• **Aim**
Copy out every line in the entries below that includes "paper".

• **Material for this exercise**
——

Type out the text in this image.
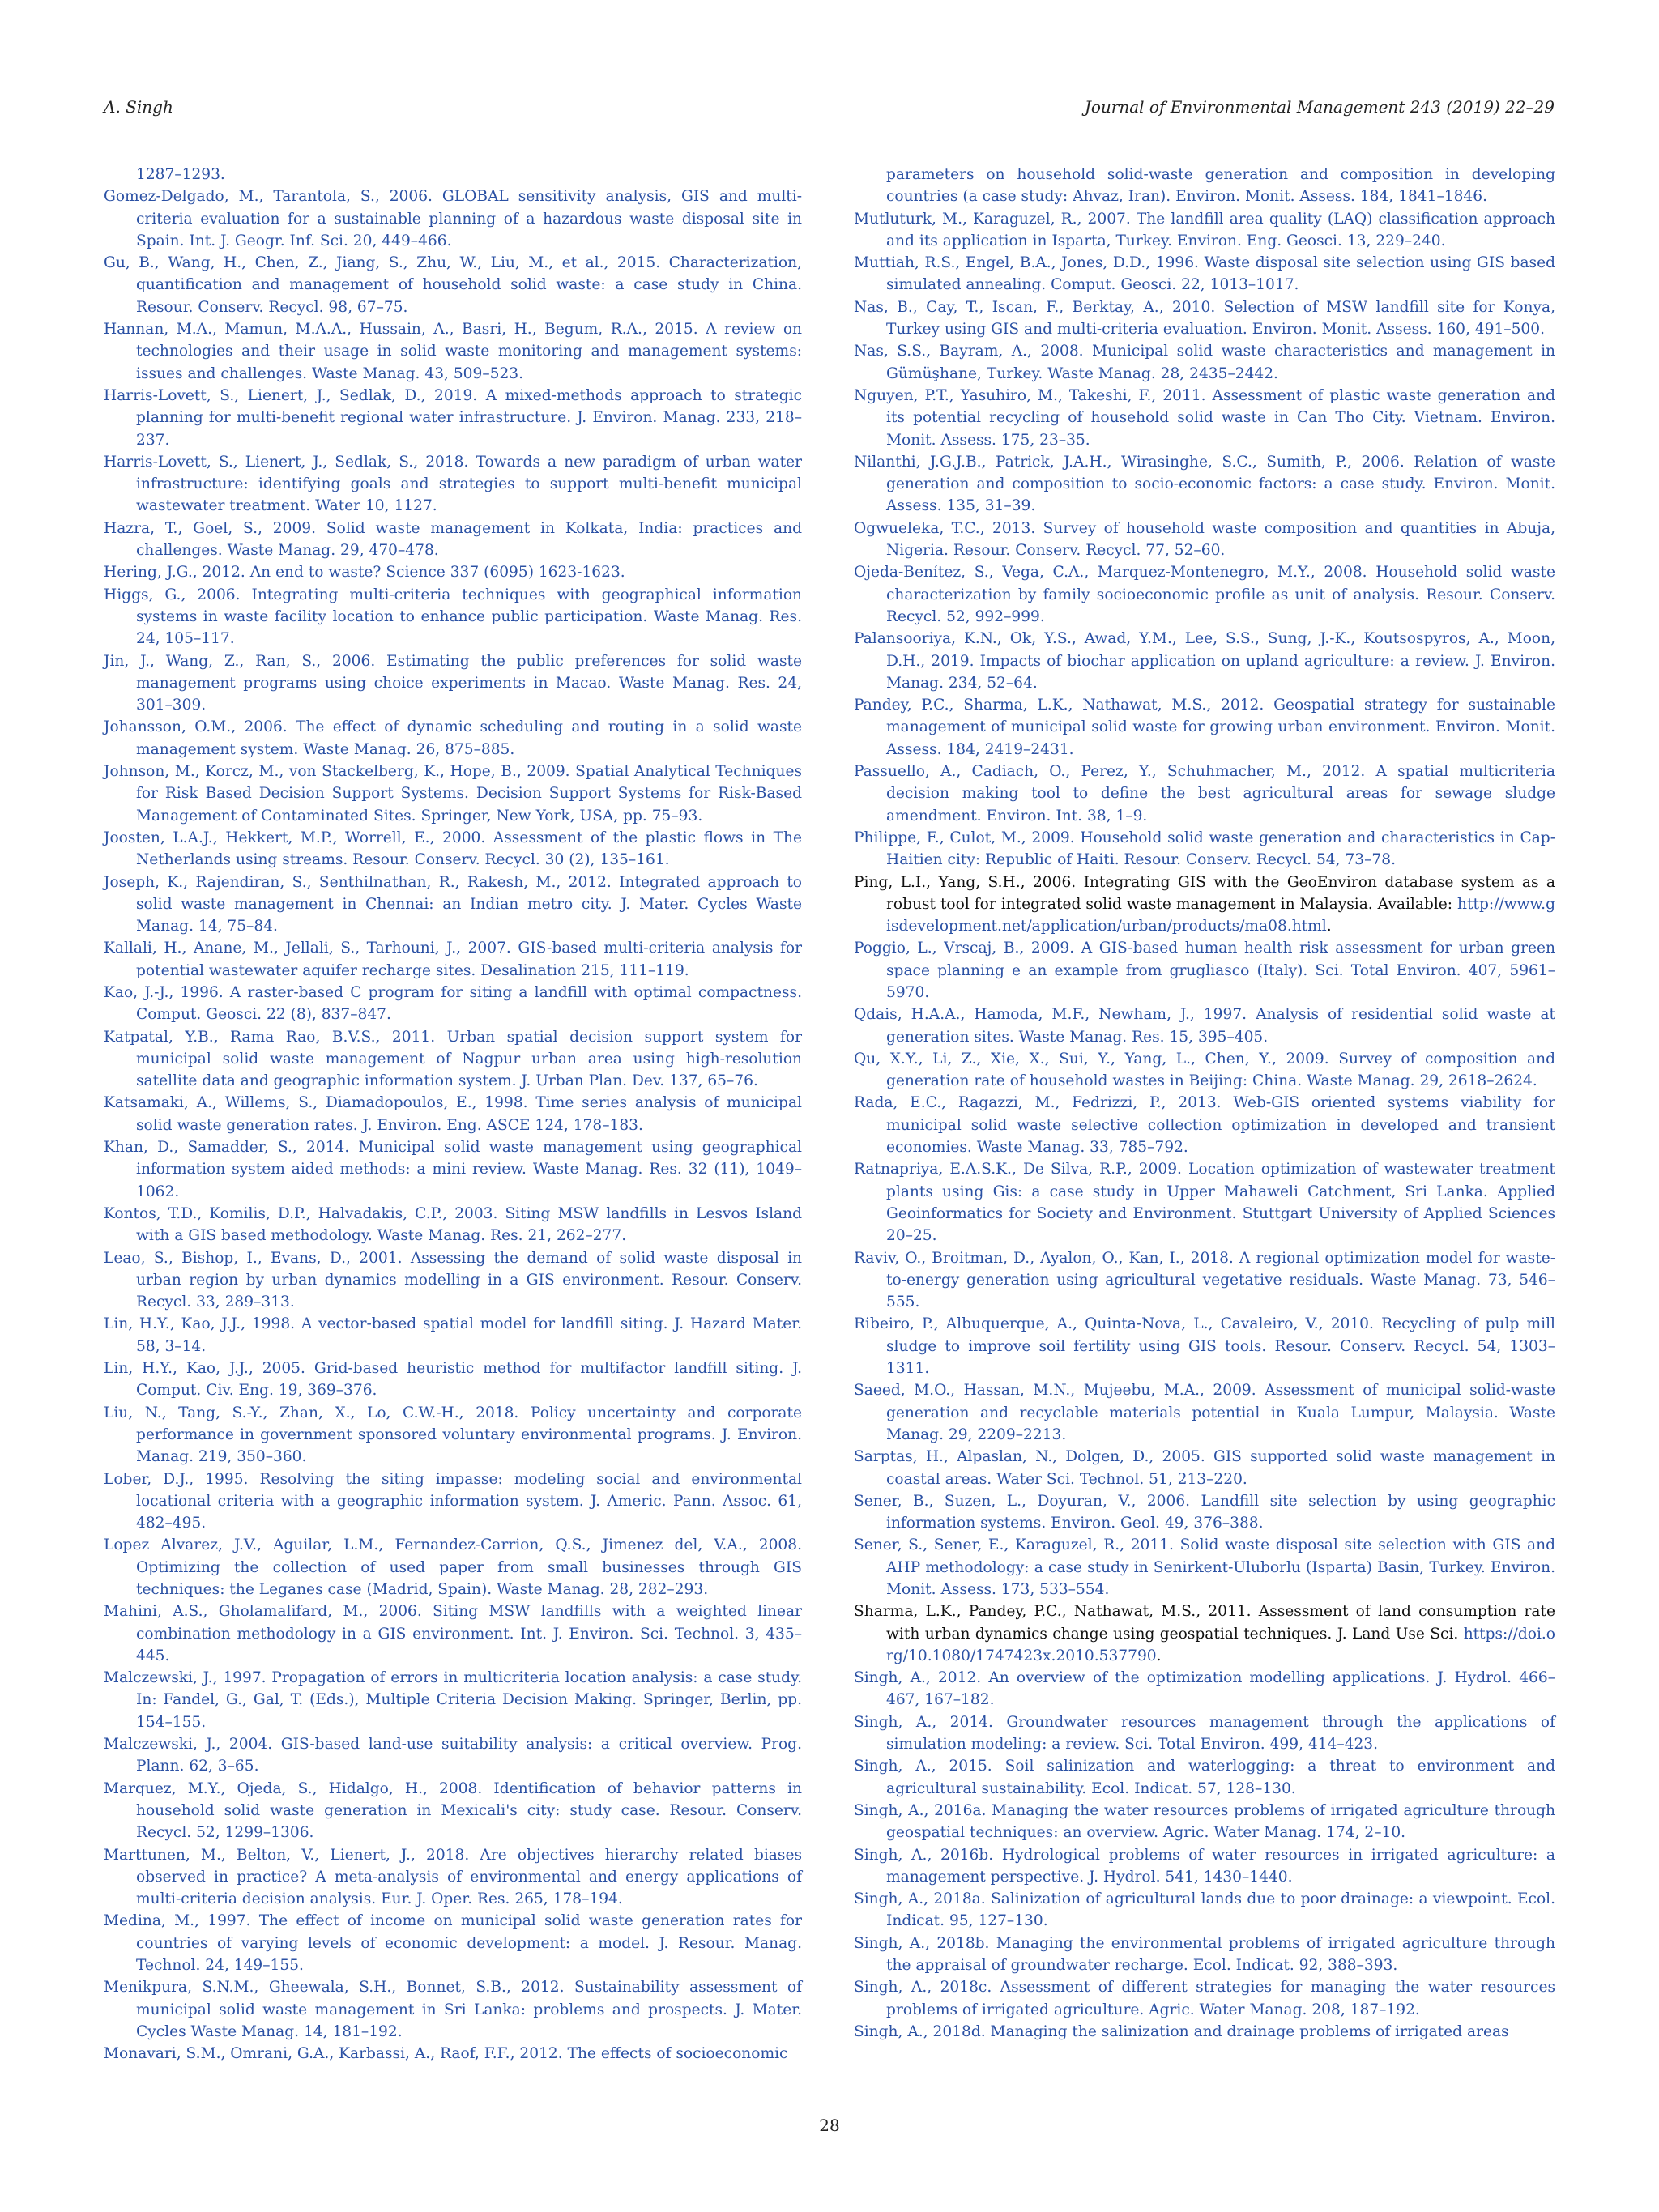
A. Singh	Journal of Environmental Management 243 (2019) 22–29

1287–1293.

Gomez-Delgado, M., Tarantola, S., 2006. GLOBAL sensitivity analysis, GIS and multi-criteria evaluation for a sustainable planning of a hazardous waste disposal site in Spain. Int. J. Geogr. Inf. Sci. 20, 449–466.

Gu, B., Wang, H., Chen, Z., Jiang, S., Zhu, W., Liu, M., et al., 2015. Characterization, quantification and management of household solid waste: a case study in China. Resour. Conserv. Recycl. 98, 67–75.

Hannan, M.A., Mamun, M.A.A., Hussain, A., Basri, H., Begum, R.A., 2015. A review on technologies and their usage in solid waste monitoring and management systems: issues and challenges. Waste Manag. 43, 509–523.

Harris-Lovett, S., Lienert, J., Sedlak, D., 2019. A mixed-methods approach to strategic planning for multi-benefit regional water infrastructure. J. Environ. Manag. 233, 218–237.

Harris-Lovett, S., Lienert, J., Sedlak, S., 2018. Towards a new paradigm of urban water infrastructure: identifying goals and strategies to support multi-benefit municipal wastewater treatment. Water 10, 1127.

Hazra, T., Goel, S., 2009. Solid waste management in Kolkata, India: practices and challenges. Waste Manag. 29, 470–478.

Hering, J.G., 2012. An end to waste? Science 337 (6095) 1623-1623.

Higgs, G., 2006. Integrating multi-criteria techniques with geographical information systems in waste facility location to enhance public participation. Waste Manag. Res. 24, 105–117.

Jin, J., Wang, Z., Ran, S., 2006. Estimating the public preferences for solid waste management programs using choice experiments in Macao. Waste Manag. Res. 24, 301–309.

Johansson, O.M., 2006. The effect of dynamic scheduling and routing in a solid waste management system. Waste Manag. 26, 875–885.

Johnson, M., Korcz, M., von Stackelberg, K., Hope, B., 2009. Spatial Analytical Techniques for Risk Based Decision Support Systems. Decision Support Systems for Risk-Based Management of Contaminated Sites. Springer, New York, USA, pp. 75–93.

Joosten, L.A.J., Hekkert, M.P., Worrell, E., 2000. Assessment of the plastic flows in The Netherlands using streams. Resour. Conserv. Recycl. 30 (2), 135–161.

Joseph, K., Rajendiran, S., Senthilnathan, R., Rakesh, M., 2012. Integrated approach to solid waste management in Chennai: an Indian metro city. J. Mater. Cycles Waste Manag. 14, 75–84.

Kallali, H., Anane, M., Jellali, S., Tarhouni, J., 2007. GIS-based multi-criteria analysis for potential wastewater aquifer recharge sites. Desalination 215, 111–119.

Kao, J.-J., 1996. A raster-based C program for siting a landfill with optimal compactness. Comput. Geosci. 22 (8), 837–847.

Katpatal, Y.B., Rama Rao, B.V.S., 2011. Urban spatial decision support system for municipal solid waste management of Nagpur urban area using high-resolution satellite data and geographic information system. J. Urban Plan. Dev. 137, 65–76.

Katsamaki, A., Willems, S., Diamadopoulos, E., 1998. Time series analysis of municipal solid waste generation rates. J. Environ. Eng. ASCE 124, 178–183.

Khan, D., Samadder, S., 2014. Municipal solid waste management using geographical information system aided methods: a mini review. Waste Manag. Res. 32 (11), 1049–1062.

Kontos, T.D., Komilis, D.P., Halvadakis, C.P., 2003. Siting MSW landfills in Lesvos Island with a GIS based methodology. Waste Manag. Res. 21, 262–277.

Leao, S., Bishop, I., Evans, D., 2001. Assessing the demand of solid waste disposal in urban region by urban dynamics modelling in a GIS environment. Resour. Conserv. Recycl. 33, 289–313.

Lin, H.Y., Kao, J.J., 1998. A vector-based spatial model for landfill siting. J. Hazard Mater. 58, 3–14.

Lin, H.Y., Kao, J.J., 2005. Grid-based heuristic method for multifactor landfill siting. J. Comput. Civ. Eng. 19, 369–376.

Liu, N., Tang, S.-Y., Zhan, X., Lo, C.W.-H., 2018. Policy uncertainty and corporate performance in government sponsored voluntary environmental programs. J. Environ. Manag. 219, 350–360.

Lober, D.J., 1995. Resolving the siting impasse: modeling social and environmental locational criteria with a geographic information system. J. Americ. Pann. Assoc. 61, 482–495.

Lopez Alvarez, J.V., Aguilar, L.M., Fernandez-Carrion, Q.S., Jimenez del, V.A., 2008. Optimizing the collection of used paper from small businesses through GIS techniques: the Leganes case (Madrid, Spain). Waste Manag. 28, 282–293.

Mahini, A.S., Gholamalifard, M., 2006. Siting MSW landfills with a weighted linear combination methodology in a GIS environment. Int. J. Environ. Sci. Technol. 3, 435–445.

Malczewski, J., 1997. Propagation of errors in multicriteria location analysis: a case study. In: Fandel, G., Gal, T. (Eds.), Multiple Criteria Decision Making. Springer, Berlin, pp. 154–155.

Malczewski, J., 2004. GIS-based land-use suitability analysis: a critical overview. Prog. Plann. 62, 3–65.

Marquez, M.Y., Ojeda, S., Hidalgo, H., 2008. Identification of behavior patterns in household solid waste generation in Mexicali's city: study case. Resour. Conserv. Recycl. 52, 1299–1306.

Marttunen, M., Belton, V., Lienert, J., 2018. Are objectives hierarchy related biases observed in practice? A meta-analysis of environmental and energy applications of multi-criteria decision analysis. Eur. J. Oper. Res. 265, 178–194.

Medina, M., 1997. The effect of income on municipal solid waste generation rates for countries of varying levels of economic development: a model. J. Resour. Manag. Technol. 24, 149–155.

Menikpura, S.N.M., Gheewala, S.H., Bonnet, S.B., 2012. Sustainability assessment of municipal solid waste management in Sri Lanka: problems and prospects. J. Mater. Cycles Waste Manag. 14, 181–192.

Monavari, S.M., Omrani, G.A., Karbassi, A., Raof, F.F., 2012. The effects of socioeconomic

parameters on household solid-waste generation and composition in developing countries (a case study: Ahvaz, Iran). Environ. Monit. Assess. 184, 1841–1846.

Mutluturk, M., Karaguzel, R., 2007. The landfill area quality (LAQ) classification approach and its application in Isparta, Turkey. Environ. Eng. Geosci. 13, 229–240.

Muttiah, R.S., Engel, B.A., Jones, D.D., 1996. Waste disposal site selection using GIS based simulated annealing. Comput. Geosci. 22, 1013–1017.

Nas, B., Cay, T., Iscan, F., Berktay, A., 2010. Selection of MSW landfill site for Konya, Turkey using GIS and multi-criteria evaluation. Environ. Monit. Assess. 160, 491–500.

Nas, S.S., Bayram, A., 2008. Municipal solid waste characteristics and management in Gümüşhane, Turkey. Waste Manag. 28, 2435–2442.

Nguyen, P.T., Yasuhiro, M., Takeshi, F., 2011. Assessment of plastic waste generation and its potential recycling of household solid waste in Can Tho City. Vietnam. Environ. Monit. Assess. 175, 23–35.

Nilanthi, J.G.J.B., Patrick, J.A.H., Wirasinghe, S.C., Sumith, P., 2006. Relation of waste generation and composition to socio-economic factors: a case study. Environ. Monit. Assess. 135, 31–39.

Ogwueleka, T.C., 2013. Survey of household waste composition and quantities in Abuja, Nigeria. Resour. Conserv. Recycl. 77, 52–60.

Ojeda-Benítez, S., Vega, C.A., Marquez-Montenegro, M.Y., 2008. Household solid waste characterization by family socioeconomic profile as unit of analysis. Resour. Conserv. Recycl. 52, 992–999.

Palansooriya, K.N., Ok, Y.S., Awad, Y.M., Lee, S.S., Sung, J.-K., Koutsospyros, A., Moon, D.H., 2019. Impacts of biochar application on upland agriculture: a review. J. Environ. Manag. 234, 52–64.

Pandey, P.C., Sharma, L.K., Nathawat, M.S., 2012. Geospatial strategy for sustainable management of municipal solid waste for growing urban environment. Environ. Monit. Assess. 184, 2419–2431.

Passuello, A., Cadiach, O., Perez, Y., Schuhmacher, M., 2012. A spatial multicriteria decision making tool to define the best agricultural areas for sewage sludge amendment. Environ. Int. 38, 1–9.

Philippe, F., Culot, M., 2009. Household solid waste generation and characteristics in Cap-Haitien city: Republic of Haiti. Resour. Conserv. Recycl. 54, 73–78.

Ping, L.I., Yang, S.H., 2006. Integrating GIS with the GeoEnviron database system as a robust tool for integrated solid waste management in Malaysia. Available: http://www.gisdevelopment.net/application/urban/products/ma08.html.

Poggio, L., Vrscaj, B., 2009. A GIS-based human health risk assessment for urban green space planning e an example from grugliasco (Italy). Sci. Total Environ. 407, 5961–5970.

Qdais, H.A.A., Hamoda, M.F., Newham, J., 1997. Analysis of residential solid waste at generation sites. Waste Manag. Res. 15, 395–405.

Qu, X.Y., Li, Z., Xie, X., Sui, Y., Yang, L., Chen, Y., 2009. Survey of composition and generation rate of household wastes in Beijing: China. Waste Manag. 29, 2618–2624.

Rada, E.C., Ragazzi, M., Fedrizzi, P., 2013. Web-GIS oriented systems viability for municipal solid waste selective collection optimization in developed and transient economies. Waste Manag. 33, 785–792.

Ratnapriya, E.A.S.K., De Silva, R.P., 2009. Location optimization of wastewater treatment plants using Gis: a case study in Upper Mahaweli Catchment, Sri Lanka. Applied Geoinformatics for Society and Environment. Stuttgart University of Applied Sciences 20–25.

Raviv, O., Broitman, D., Ayalon, O., Kan, I., 2018. A regional optimization model for waste-to-energy generation using agricultural vegetative residuals. Waste Manag. 73, 546–555.

Ribeiro, P., Albuquerque, A., Quinta-Nova, L., Cavaleiro, V., 2010. Recycling of pulp mill sludge to improve soil fertility using GIS tools. Resour. Conserv. Recycl. 54, 1303–1311.

Saeed, M.O., Hassan, M.N., Mujeebu, M.A., 2009. Assessment of municipal solid-waste generation and recyclable materials potential in Kuala Lumpur, Malaysia. Waste Manag. 29, 2209–2213.

Sarptas, H., Alpaslan, N., Dolgen, D., 2005. GIS supported solid waste management in coastal areas. Water Sci. Technol. 51, 213–220.

Sener, B., Suzen, L., Doyuran, V., 2006. Landfill site selection by using geographic information systems. Environ. Geol. 49, 376–388.

Sener, S., Sener, E., Karaguzel, R., 2011. Solid waste disposal site selection with GIS and AHP methodology: a case study in Senirkent-Uluborlu (Isparta) Basin, Turkey. Environ. Monit. Assess. 173, 533–554.

Sharma, L.K., Pandey, P.C., Nathawat, M.S., 2011. Assessment of land consumption rate with urban dynamics change using geospatial techniques. J. Land Use Sci. https://doi.org/10.1080/1747423x.2010.537790.

Singh, A., 2012. An overview of the optimization modelling applications. J. Hydrol. 466–467, 167–182.

Singh, A., 2014. Groundwater resources management through the applications of simulation modeling: a review. Sci. Total Environ. 499, 414–423.

Singh, A., 2015. Soil salinization and waterlogging: a threat to environment and agricultural sustainability. Ecol. Indicat. 57, 128–130.

Singh, A., 2016a. Managing the water resources problems of irrigated agriculture through geospatial techniques: an overview. Agric. Water Manag. 174, 2–10.

Singh, A., 2016b. Hydrological problems of water resources in irrigated agriculture: a management perspective. J. Hydrol. 541, 1430–1440.

Singh, A., 2018a. Salinization of agricultural lands due to poor drainage: a viewpoint. Ecol. Indicat. 95, 127–130.

Singh, A., 2018b. Managing the environmental problems of irrigated agriculture through the appraisal of groundwater recharge. Ecol. Indicat. 92, 388–393.

Singh, A., 2018c. Assessment of different strategies for managing the water resources problems of irrigated agriculture. Agric. Water Manag. 208, 187–192.

Singh, A., 2018d. Managing the salinization and drainage problems of irrigated areas

28
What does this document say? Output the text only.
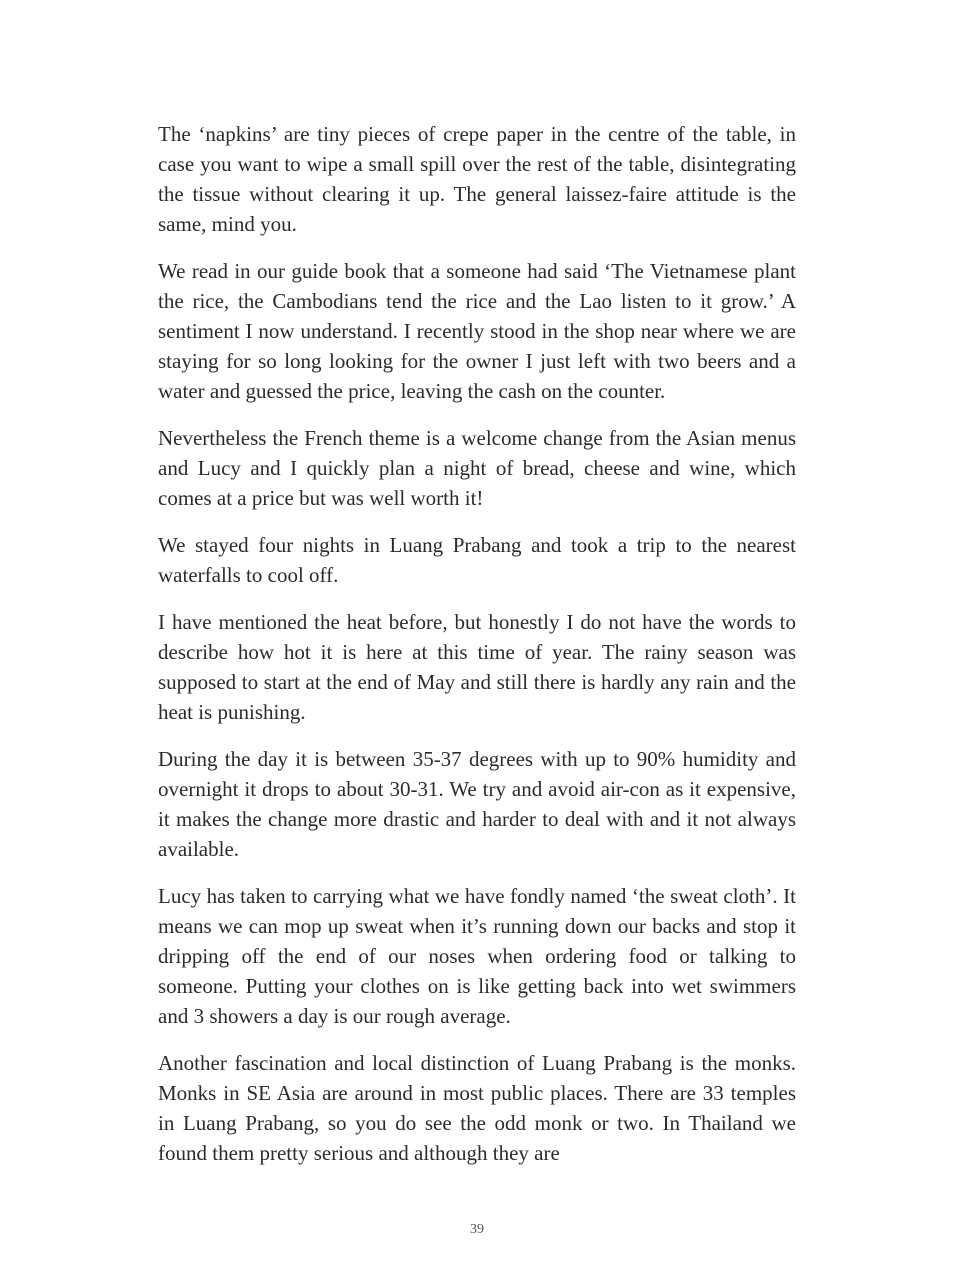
The ‘napkins’ are tiny pieces of crepe paper in the centre of the table, in case you want to wipe a small spill over the rest of the table, disintegrating the tissue without clearing it up. The general laissez-faire attitude is the same, mind you.

We read in our guide book that a someone had said ‘The Vietnamese plant the rice, the Cambodians tend the rice and the Lao listen to it grow.’ A sentiment I now understand. I recently stood in the shop near where we are staying for so long looking for the owner I just left with two beers and a water and guessed the price, leaving the cash on the counter.

Nevertheless the French theme is a welcome change from the Asian menus and Lucy and I quickly plan a night of bread, cheese and wine, which comes at a price but was well worth it!

We stayed four nights in Luang Prabang and took a trip to the nearest waterfalls to cool off.

I have mentioned the heat before, but honestly I do not have the words to describe how hot it is here at this time of year. The rainy season was supposed to start at the end of May and still there is hardly any rain and the heat is punishing.

During the day it is between 35-37 degrees with up to 90% humidity and overnight it drops to about 30-31. We try and avoid air-con as it expensive, it makes the change more drastic and harder to deal with and it not always available.

Lucy has taken to carrying what we have fondly named ‘the sweat cloth’. It means we can mop up sweat when it’s running down our backs and stop it dripping off the end of our noses when ordering food or talking to someone. Putting your clothes on is like getting back into wet swimmers and 3 showers a day is our rough average.

Another fascination and local distinction of Luang Prabang is the monks. Monks in SE Asia are around in most public places. There are 33 temples in Luang Prabang, so you do see the odd monk or two. In Thailand we found them pretty serious and although they are

39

——

• **Correct response**
Lopez Alvarez, J.V., Aguilar, L.M., Fernandez-Carrion, Q.S., Jimenez del, V.A., 2008. Optimizing the collection of used paper from small businesses through GIS techniques: the Leganes case (Madrid, Spain). Waste Manag. 28, 282–293.
The ‘napkins’ are tiny pieces of crepe paper in the centre of the table, in case you want to wipe a small spill over the rest of the table, disintegrating the tissue without clearing it up. The general laissez-faire attitude is the same, mind you.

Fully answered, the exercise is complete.